===== GIVEN RECORDS =====
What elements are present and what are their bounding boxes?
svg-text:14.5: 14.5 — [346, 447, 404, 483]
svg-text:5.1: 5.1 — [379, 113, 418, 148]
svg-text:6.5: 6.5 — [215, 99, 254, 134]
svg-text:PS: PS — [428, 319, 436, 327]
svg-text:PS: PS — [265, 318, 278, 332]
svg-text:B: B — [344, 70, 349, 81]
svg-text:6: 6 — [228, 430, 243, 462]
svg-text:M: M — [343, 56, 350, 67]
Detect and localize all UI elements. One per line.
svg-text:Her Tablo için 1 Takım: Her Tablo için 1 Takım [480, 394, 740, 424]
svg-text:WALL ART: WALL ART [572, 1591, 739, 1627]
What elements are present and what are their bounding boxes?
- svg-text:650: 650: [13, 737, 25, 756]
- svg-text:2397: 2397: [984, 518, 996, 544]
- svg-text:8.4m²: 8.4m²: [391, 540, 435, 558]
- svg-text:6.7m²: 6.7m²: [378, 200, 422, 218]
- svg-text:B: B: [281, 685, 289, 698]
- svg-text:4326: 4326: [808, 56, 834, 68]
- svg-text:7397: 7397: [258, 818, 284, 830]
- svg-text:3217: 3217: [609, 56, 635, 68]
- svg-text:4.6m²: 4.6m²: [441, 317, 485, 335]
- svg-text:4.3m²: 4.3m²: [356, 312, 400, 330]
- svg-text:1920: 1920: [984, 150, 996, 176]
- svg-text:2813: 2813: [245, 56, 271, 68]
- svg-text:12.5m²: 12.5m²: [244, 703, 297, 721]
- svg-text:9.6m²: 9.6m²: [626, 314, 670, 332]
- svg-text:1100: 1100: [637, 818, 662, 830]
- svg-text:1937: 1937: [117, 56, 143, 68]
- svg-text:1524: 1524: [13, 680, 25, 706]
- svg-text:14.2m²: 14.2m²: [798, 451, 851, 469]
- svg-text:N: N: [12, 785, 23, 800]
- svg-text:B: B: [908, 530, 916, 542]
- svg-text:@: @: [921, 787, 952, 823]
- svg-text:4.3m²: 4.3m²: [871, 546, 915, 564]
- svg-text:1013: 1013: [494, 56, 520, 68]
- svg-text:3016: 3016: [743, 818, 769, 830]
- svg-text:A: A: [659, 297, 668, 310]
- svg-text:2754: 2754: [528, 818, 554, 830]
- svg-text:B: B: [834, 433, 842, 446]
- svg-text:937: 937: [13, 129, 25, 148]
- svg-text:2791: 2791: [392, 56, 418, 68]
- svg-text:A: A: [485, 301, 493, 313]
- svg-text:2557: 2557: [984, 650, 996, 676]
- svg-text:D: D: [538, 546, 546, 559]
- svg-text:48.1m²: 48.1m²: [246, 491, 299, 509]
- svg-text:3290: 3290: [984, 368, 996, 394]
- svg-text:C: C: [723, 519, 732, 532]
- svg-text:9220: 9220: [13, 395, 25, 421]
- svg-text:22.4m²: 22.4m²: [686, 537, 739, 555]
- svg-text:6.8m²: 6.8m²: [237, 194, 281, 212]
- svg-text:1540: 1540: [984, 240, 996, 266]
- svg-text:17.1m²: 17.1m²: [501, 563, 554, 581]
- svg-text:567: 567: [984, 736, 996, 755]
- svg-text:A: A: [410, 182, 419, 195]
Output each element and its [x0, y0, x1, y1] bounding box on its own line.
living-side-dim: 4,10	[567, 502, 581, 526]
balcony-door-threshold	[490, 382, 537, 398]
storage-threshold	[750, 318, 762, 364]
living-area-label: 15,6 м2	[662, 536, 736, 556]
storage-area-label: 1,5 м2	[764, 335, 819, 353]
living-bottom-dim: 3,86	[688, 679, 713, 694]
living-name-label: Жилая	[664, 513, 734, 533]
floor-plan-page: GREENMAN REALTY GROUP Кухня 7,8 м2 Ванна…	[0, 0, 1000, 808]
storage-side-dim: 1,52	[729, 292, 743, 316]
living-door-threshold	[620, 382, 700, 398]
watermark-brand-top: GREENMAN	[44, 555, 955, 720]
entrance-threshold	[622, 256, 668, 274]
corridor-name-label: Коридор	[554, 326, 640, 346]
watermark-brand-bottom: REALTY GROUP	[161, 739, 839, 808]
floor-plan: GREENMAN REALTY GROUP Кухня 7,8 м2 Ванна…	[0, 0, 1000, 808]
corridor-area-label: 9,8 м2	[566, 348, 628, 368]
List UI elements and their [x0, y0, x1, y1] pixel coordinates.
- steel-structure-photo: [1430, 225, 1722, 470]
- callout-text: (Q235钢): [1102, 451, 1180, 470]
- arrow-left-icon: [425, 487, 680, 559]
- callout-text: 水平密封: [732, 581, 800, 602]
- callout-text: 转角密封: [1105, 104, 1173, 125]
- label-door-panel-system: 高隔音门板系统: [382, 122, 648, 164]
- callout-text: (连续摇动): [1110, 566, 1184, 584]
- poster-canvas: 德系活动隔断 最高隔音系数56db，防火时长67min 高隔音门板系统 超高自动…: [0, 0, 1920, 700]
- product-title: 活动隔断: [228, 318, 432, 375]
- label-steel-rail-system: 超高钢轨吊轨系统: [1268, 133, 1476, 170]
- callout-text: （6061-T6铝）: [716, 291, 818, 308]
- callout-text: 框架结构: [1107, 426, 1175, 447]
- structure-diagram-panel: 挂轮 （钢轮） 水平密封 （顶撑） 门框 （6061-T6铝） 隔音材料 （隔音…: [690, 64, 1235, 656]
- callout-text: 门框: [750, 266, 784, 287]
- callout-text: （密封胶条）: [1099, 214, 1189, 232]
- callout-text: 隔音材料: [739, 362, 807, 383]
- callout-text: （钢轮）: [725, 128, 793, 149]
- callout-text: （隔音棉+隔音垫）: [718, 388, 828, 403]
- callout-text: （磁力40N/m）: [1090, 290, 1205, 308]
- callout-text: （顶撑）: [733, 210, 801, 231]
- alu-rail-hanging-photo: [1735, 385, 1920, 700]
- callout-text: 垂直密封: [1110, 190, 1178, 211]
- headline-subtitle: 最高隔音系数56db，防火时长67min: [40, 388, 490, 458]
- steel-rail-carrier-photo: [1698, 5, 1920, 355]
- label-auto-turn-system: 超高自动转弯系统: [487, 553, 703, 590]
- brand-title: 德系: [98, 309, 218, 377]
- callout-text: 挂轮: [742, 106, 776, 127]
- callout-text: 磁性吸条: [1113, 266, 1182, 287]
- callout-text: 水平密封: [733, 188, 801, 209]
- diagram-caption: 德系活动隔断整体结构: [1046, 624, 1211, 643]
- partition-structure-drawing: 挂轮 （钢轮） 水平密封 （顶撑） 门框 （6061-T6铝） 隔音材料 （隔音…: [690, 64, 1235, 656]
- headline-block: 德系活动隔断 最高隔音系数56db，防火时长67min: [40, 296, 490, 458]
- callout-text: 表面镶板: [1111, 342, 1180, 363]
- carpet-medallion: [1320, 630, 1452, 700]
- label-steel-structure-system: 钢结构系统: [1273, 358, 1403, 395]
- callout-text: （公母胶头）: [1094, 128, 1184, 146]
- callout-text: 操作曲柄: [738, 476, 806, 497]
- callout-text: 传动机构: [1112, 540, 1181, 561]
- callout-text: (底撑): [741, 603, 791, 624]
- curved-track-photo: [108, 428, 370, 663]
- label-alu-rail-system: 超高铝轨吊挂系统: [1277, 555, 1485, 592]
=====
PROBLEM => Update the lines above by changing every "svg-text" to "vector-text", leaving everything else unchanged.

TASK RESULT =>
What elements are present and what are their bounding boxes?
vector-text:14.5: 14.5 — [346, 447, 404, 483]
vector-text:5.1: 5.1 — [379, 113, 418, 148]
vector-text:6.5: 6.5 — [215, 99, 254, 134]
vector-text:PS: PS — [428, 319, 436, 327]
vector-text:PS: PS — [265, 318, 278, 332]
vector-text:B: B — [344, 70, 349, 81]
vector-text:6: 6 — [228, 430, 243, 462]
vector-text:M: M — [343, 56, 350, 67]
Detect and localize all UI elements. One per line.
vector-text:Her Tablo için 1 Takım: Her Tablo için 1 Takım [480, 394, 740, 424]
vector-text:WALL ART: WALL ART [572, 1591, 739, 1627]
What elements are present and what are their bounding boxes?
- vector-text:650: 650: [13, 737, 25, 756]
- vector-text:2397: 2397: [984, 518, 996, 544]
- vector-text:8.4m²: 8.4m²: [391, 540, 435, 558]
- vector-text:6.7m²: 6.7m²: [378, 200, 422, 218]
- vector-text:B: B: [281, 685, 289, 698]
- vector-text:4326: 4326: [808, 56, 834, 68]
- vector-text:7397: 7397: [258, 818, 284, 830]
- vector-text:3217: 3217: [609, 56, 635, 68]
- vector-text:4.6m²: 4.6m²: [441, 317, 485, 335]
- vector-text:4.3m²: 4.3m²: [356, 312, 400, 330]
- vector-text:1920: 1920: [984, 150, 996, 176]
- vector-text:2813: 2813: [245, 56, 271, 68]
- vector-text:12.5m²: 12.5m²: [244, 703, 297, 721]
- vector-text:9.6m²: 9.6m²: [626, 314, 670, 332]
- vector-text:1100: 1100: [637, 818, 662, 830]
- vector-text:1937: 1937: [117, 56, 143, 68]
- vector-text:1524: 1524: [13, 680, 25, 706]
- vector-text:14.2m²: 14.2m²: [798, 451, 851, 469]
- vector-text:N: N: [12, 785, 23, 800]
- vector-text:B: B: [908, 530, 916, 542]
- vector-text:@: @: [921, 787, 952, 823]
- vector-text:4.3m²: 4.3m²: [871, 546, 915, 564]
- vector-text:1013: 1013: [494, 56, 520, 68]
- vector-text:3016: 3016: [743, 818, 769, 830]
- vector-text:A: A: [659, 297, 668, 310]
- vector-text:2754: 2754: [528, 818, 554, 830]
- vector-text:B: B: [834, 433, 842, 446]
- vector-text:937: 937: [13, 129, 25, 148]
- vector-text:2791: 2791: [392, 56, 418, 68]
- vector-text:A: A: [485, 301, 493, 313]
- vector-text:2557: 2557: [984, 650, 996, 676]
- vector-text:D: D: [538, 546, 546, 559]
- vector-text:48.1m²: 48.1m²: [246, 491, 299, 509]
- vector-text:3290: 3290: [984, 368, 996, 394]
- vector-text:C: C: [723, 519, 732, 532]
- vector-text:9220: 9220: [13, 395, 25, 421]
- vector-text:22.4m²: 22.4m²: [686, 537, 739, 555]
- vector-text:6.8m²: 6.8m²: [237, 194, 281, 212]
- vector-text:1540: 1540: [984, 240, 996, 266]
- vector-text:17.1m²: 17.1m²: [501, 563, 554, 581]
- vector-text:567: 567: [984, 736, 996, 755]
- vector-text:A: A: [410, 182, 419, 195]
Output each element and its [x0, y0, x1, y1] bounding box on its own line.
living-side-dim: 4,10	[567, 502, 581, 526]
balcony-door-threshold	[490, 382, 537, 398]
storage-threshold	[750, 318, 762, 364]
living-area-label: 15,6 м2	[662, 536, 736, 556]
storage-area-label: 1,5 м2	[764, 335, 819, 353]
living-bottom-dim: 3,86	[688, 679, 713, 694]
living-name-label: Жилая	[664, 513, 734, 533]
floor-plan-page: GREENMAN REALTY GROUP Кухня 7,8 м2 Ванна…	[0, 0, 1000, 808]
storage-side-dim: 1,52	[729, 292, 743, 316]
living-door-threshold	[620, 382, 700, 398]
watermark-brand-top: GREENMAN	[44, 555, 955, 720]
entrance-threshold	[622, 256, 668, 274]
corridor-name-label: Коридор	[554, 326, 640, 346]
watermark-brand-bottom: REALTY GROUP	[161, 739, 839, 808]
floor-plan: GREENMAN REALTY GROUP Кухня 7,8 м2 Ванна…	[0, 0, 1000, 808]
corridor-area-label: 9,8 м2	[566, 348, 628, 368]
List UI elements and their [x0, y0, x1, y1] pixel coordinates.
- steel-structure-photo: [1430, 225, 1722, 470]
- callout-text: (Q235钢): [1102, 451, 1180, 470]
- arrow-left-icon: [425, 487, 680, 559]
- callout-text: 水平密封: [732, 581, 800, 602]
- callout-text: 转角密封: [1105, 104, 1173, 125]
- label-door-panel-system: 高隔音门板系统: [382, 122, 648, 164]
- callout-text: (连续摇动): [1110, 566, 1184, 584]
- poster-canvas: 德系活动隔断 最高隔音系数56db，防火时长67min 高隔音门板系统 超高自动…: [0, 0, 1920, 700]
- product-title: 活动隔断: [228, 318, 432, 375]
- label-steel-rail-system: 超高钢轨吊轨系统: [1268, 133, 1476, 170]
- callout-text: （6061-T6铝）: [716, 291, 818, 308]
- callout-text: 框架结构: [1107, 426, 1175, 447]
- structure-diagram-panel: 挂轮 （钢轮） 水平密封 （顶撑） 门框 （6061-T6铝） 隔音材料 （隔音…: [690, 64, 1235, 656]
- callout-text: 门框: [750, 266, 784, 287]
- callout-text: （密封胶条）: [1099, 214, 1189, 232]
- callout-text: 隔音材料: [739, 362, 807, 383]
- callout-text: （钢轮）: [725, 128, 793, 149]
- callout-text: （隔音棉+隔音垫）: [718, 388, 828, 403]
- callout-text: （磁力40N/m）: [1090, 290, 1205, 308]
- callout-text: （顶撑）: [733, 210, 801, 231]
- alu-rail-hanging-photo: [1735, 385, 1920, 700]
- callout-text: 垂直密封: [1110, 190, 1178, 211]
- headline-subtitle: 最高隔音系数56db，防火时长67min: [40, 388, 490, 458]
- steel-rail-carrier-photo: [1698, 5, 1920, 355]
- label-auto-turn-system: 超高自动转弯系统: [487, 553, 703, 590]
- brand-title: 德系: [98, 309, 218, 377]
- callout-text: 挂轮: [742, 106, 776, 127]
- callout-text: 磁性吸条: [1113, 266, 1182, 287]
- callout-text: 水平密封: [733, 188, 801, 209]
- diagram-caption: 德系活动隔断整体结构: [1046, 624, 1211, 643]
- partition-structure-drawing: 挂轮 （钢轮） 水平密封 （顶撑） 门框 （6061-T6铝） 隔音材料 （隔音…: [690, 64, 1235, 656]
- headline-block: 德系活动隔断 最高隔音系数56db，防火时长67min: [40, 296, 490, 458]
- callout-text: 表面镶板: [1111, 342, 1180, 363]
- carpet-medallion: [1320, 630, 1452, 700]
- label-steel-structure-system: 钢结构系统: [1273, 358, 1403, 395]
- callout-text: （公母胶头）: [1094, 128, 1184, 146]
- callout-text: 操作曲柄: [738, 476, 806, 497]
- callout-text: 传动机构: [1112, 540, 1181, 561]
- callout-text: (底撑): [741, 603, 791, 624]
- curved-track-photo: [108, 428, 370, 663]
- label-alu-rail-system: 超高铝轨吊挂系统: [1277, 555, 1485, 592]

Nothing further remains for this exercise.